Read the lines below and count those that have the word "Công". Respond with the number only.
═══ Records for the exercise
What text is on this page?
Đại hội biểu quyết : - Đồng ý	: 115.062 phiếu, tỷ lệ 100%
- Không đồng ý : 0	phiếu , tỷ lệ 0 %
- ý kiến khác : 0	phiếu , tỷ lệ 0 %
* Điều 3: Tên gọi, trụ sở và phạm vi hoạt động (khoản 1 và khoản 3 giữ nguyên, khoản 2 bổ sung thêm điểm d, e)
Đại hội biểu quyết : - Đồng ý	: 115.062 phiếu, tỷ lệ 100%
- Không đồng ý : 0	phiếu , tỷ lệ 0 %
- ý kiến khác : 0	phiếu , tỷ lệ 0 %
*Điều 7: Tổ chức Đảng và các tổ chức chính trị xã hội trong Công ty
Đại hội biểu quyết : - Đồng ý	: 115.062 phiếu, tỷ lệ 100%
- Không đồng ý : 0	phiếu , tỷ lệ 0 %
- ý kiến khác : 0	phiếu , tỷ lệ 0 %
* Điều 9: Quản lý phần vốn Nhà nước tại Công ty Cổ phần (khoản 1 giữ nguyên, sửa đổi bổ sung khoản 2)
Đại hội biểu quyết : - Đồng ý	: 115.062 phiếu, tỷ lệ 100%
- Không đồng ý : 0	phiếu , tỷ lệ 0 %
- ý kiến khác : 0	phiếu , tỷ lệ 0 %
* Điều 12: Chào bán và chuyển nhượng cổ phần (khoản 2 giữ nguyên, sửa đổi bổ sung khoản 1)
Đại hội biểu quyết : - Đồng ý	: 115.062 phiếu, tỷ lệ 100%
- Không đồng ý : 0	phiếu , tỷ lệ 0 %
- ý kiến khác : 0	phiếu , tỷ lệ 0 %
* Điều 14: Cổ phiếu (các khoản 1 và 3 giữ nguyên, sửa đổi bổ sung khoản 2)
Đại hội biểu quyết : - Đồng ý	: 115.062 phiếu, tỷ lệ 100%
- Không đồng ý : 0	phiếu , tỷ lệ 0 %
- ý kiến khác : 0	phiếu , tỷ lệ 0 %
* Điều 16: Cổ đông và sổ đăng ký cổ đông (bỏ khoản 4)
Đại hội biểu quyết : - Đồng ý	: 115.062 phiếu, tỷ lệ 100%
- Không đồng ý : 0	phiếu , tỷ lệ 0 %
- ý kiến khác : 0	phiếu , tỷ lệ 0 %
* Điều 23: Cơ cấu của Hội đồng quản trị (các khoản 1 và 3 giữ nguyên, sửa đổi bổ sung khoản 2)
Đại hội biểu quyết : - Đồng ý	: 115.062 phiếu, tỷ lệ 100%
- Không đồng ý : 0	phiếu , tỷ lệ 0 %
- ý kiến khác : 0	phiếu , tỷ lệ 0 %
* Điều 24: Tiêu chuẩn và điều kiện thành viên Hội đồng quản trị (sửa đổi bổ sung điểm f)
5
══════
═══ Records for the exercise
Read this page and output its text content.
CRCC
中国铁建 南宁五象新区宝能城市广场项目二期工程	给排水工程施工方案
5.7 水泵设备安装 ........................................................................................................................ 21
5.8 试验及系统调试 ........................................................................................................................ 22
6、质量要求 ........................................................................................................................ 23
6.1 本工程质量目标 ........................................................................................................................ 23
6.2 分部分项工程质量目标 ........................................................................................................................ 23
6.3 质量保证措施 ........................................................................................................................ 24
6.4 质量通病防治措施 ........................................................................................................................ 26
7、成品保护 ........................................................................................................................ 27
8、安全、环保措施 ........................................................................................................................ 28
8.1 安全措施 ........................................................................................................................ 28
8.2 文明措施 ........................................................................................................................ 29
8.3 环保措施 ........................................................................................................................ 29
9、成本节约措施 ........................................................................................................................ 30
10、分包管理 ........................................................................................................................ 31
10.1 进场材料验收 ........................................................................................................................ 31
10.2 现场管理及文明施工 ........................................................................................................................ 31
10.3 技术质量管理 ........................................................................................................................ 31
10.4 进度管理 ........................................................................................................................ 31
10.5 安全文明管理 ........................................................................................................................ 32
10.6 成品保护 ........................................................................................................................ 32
══════
Solution below: 2